▸ To be done
Output the line that contains "Give me the JSON representation of this screenshot's content." and every line after it to the end of the entries, with nothing added or left out.

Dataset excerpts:
— Begin —
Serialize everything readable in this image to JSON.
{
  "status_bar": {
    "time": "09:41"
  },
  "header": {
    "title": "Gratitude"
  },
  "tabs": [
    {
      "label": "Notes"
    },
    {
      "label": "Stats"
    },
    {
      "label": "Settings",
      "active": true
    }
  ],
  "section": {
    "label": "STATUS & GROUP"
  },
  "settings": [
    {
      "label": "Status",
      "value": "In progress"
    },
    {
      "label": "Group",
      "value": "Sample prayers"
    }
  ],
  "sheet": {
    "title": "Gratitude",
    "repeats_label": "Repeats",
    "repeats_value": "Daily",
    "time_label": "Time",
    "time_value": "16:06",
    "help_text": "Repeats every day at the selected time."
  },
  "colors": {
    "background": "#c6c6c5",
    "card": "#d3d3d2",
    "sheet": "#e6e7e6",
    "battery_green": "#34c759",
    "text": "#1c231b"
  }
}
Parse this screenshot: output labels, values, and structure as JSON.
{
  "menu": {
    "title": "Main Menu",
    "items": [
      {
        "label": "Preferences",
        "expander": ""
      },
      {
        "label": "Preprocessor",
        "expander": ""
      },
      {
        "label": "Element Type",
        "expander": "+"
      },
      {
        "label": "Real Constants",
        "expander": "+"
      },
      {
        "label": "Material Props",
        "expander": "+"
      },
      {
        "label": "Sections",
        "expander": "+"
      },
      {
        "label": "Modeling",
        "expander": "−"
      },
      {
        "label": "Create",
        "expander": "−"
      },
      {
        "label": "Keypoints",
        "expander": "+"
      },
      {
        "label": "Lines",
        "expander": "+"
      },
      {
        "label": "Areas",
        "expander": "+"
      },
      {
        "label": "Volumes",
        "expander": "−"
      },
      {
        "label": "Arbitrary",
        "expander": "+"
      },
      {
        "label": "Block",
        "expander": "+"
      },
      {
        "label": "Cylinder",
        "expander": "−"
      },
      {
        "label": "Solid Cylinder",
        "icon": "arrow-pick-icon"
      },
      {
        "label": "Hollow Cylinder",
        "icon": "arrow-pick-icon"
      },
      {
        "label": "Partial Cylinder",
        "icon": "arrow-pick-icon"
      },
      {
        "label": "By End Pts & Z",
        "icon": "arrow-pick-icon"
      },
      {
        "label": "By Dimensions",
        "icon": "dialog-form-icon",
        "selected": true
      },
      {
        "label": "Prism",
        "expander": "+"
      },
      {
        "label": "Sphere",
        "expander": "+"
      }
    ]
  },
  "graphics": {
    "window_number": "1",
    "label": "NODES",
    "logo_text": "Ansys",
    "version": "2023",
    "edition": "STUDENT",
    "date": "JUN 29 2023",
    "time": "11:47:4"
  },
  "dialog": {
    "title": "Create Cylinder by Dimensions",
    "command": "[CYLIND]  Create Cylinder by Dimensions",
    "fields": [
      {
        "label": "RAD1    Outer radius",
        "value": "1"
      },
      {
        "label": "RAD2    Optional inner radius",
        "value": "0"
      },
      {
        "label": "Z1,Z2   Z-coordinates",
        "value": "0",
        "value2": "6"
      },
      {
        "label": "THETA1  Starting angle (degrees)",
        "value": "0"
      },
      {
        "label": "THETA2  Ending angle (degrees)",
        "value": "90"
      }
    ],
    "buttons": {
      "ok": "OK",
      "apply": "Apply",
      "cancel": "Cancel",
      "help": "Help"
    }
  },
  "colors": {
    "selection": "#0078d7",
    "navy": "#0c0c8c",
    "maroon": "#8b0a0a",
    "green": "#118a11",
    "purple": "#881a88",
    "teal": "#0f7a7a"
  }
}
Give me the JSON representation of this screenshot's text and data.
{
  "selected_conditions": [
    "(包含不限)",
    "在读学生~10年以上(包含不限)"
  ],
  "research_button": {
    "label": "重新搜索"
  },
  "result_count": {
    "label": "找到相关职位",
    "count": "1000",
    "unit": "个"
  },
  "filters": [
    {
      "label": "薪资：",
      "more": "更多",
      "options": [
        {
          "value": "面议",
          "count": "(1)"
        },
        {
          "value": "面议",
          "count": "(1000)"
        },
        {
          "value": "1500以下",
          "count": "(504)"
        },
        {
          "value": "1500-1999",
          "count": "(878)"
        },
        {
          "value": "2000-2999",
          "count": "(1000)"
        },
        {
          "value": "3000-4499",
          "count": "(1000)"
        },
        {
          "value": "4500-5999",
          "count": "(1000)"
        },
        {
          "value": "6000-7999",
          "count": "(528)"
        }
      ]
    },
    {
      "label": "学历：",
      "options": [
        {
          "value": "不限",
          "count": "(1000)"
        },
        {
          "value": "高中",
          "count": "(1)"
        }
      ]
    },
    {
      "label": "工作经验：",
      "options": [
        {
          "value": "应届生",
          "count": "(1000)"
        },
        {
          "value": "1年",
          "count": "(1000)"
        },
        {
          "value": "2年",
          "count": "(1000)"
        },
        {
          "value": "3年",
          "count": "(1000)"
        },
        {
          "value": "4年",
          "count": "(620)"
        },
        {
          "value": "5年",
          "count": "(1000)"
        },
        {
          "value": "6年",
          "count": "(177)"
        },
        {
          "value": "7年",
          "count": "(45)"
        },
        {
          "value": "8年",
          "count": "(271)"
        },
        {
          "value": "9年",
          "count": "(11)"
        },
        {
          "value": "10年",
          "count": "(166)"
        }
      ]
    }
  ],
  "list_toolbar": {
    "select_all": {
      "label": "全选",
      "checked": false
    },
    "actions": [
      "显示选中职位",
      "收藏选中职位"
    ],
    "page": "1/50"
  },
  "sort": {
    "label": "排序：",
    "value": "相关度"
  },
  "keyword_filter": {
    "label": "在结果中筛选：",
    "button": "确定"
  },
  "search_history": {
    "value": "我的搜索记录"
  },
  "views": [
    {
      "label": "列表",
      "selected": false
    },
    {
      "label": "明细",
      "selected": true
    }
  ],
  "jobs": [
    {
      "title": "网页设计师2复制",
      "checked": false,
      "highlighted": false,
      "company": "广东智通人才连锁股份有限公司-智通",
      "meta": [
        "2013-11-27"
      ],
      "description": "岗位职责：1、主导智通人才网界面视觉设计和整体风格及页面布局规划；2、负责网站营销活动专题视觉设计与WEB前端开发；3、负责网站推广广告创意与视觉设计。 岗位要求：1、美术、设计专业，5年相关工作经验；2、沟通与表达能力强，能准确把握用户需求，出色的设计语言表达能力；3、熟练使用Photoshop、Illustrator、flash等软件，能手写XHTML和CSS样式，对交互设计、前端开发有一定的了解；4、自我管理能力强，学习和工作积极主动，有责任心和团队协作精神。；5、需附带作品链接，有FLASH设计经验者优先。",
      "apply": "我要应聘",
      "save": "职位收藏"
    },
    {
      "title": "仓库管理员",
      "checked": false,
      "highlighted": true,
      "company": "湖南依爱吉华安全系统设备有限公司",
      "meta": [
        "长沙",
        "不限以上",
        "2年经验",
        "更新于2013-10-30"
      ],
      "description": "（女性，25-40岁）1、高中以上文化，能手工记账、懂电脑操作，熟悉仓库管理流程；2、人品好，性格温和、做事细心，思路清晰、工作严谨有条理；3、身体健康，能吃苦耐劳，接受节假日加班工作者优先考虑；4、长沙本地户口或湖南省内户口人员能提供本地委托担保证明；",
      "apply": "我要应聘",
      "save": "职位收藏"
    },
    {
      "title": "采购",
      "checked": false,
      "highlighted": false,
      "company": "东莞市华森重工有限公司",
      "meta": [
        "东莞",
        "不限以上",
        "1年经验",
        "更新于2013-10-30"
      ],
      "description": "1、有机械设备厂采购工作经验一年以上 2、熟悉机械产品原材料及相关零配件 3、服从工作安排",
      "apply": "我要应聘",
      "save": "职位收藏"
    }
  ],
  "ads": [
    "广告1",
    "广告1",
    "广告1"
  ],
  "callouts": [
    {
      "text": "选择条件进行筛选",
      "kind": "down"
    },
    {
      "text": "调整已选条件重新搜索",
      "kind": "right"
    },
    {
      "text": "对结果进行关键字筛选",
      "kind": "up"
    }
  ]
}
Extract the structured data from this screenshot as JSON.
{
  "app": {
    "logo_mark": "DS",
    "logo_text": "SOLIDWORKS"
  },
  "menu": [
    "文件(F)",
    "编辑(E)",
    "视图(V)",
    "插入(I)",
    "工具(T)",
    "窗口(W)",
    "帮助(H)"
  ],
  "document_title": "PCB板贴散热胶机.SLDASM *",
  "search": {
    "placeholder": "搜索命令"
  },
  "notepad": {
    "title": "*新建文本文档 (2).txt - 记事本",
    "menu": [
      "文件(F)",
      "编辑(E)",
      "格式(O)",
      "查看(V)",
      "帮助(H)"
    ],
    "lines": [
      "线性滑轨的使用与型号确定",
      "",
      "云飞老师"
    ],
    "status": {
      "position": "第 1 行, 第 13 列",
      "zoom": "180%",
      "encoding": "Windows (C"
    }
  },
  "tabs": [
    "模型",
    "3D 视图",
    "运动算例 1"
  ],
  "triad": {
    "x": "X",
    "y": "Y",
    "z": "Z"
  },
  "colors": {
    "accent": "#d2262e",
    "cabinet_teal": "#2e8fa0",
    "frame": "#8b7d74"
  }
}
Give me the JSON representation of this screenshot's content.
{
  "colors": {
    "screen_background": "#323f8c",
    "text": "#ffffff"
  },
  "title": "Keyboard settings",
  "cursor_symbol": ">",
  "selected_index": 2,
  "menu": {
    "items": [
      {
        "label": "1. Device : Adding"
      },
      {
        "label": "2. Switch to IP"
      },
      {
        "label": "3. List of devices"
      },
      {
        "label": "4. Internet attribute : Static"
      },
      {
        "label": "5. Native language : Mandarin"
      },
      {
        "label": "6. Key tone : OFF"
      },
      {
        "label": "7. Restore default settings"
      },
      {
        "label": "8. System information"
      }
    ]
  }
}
— End —
▸ Result of the task
Give me the JSON representation of this screenshot's content.
{
  "colors": {
    "screen_background": "#323f8c",
    "text": "#ffffff"
  },
  "title": "Keyboard settings",
  "cursor_symbol": ">",
  "selected_index": 2,
  "menu": {
    "items": [
      {
        "label": "1. Device : Adding"
      },
      {
        "label": "2. Switch to IP"
      },
      {
        "label": "3. List of devices"
      },
      {
        "label": "4. Internet attribute : Static"
      },
      {
        "label": "5. Native language : Mandarin"
      },
      {
        "label": "6. Key tone : OFF"
      },
      {
        "label": "7. Restore default settings"
      },
      {
        "label": "8. System information"
      }
    ]
  }
}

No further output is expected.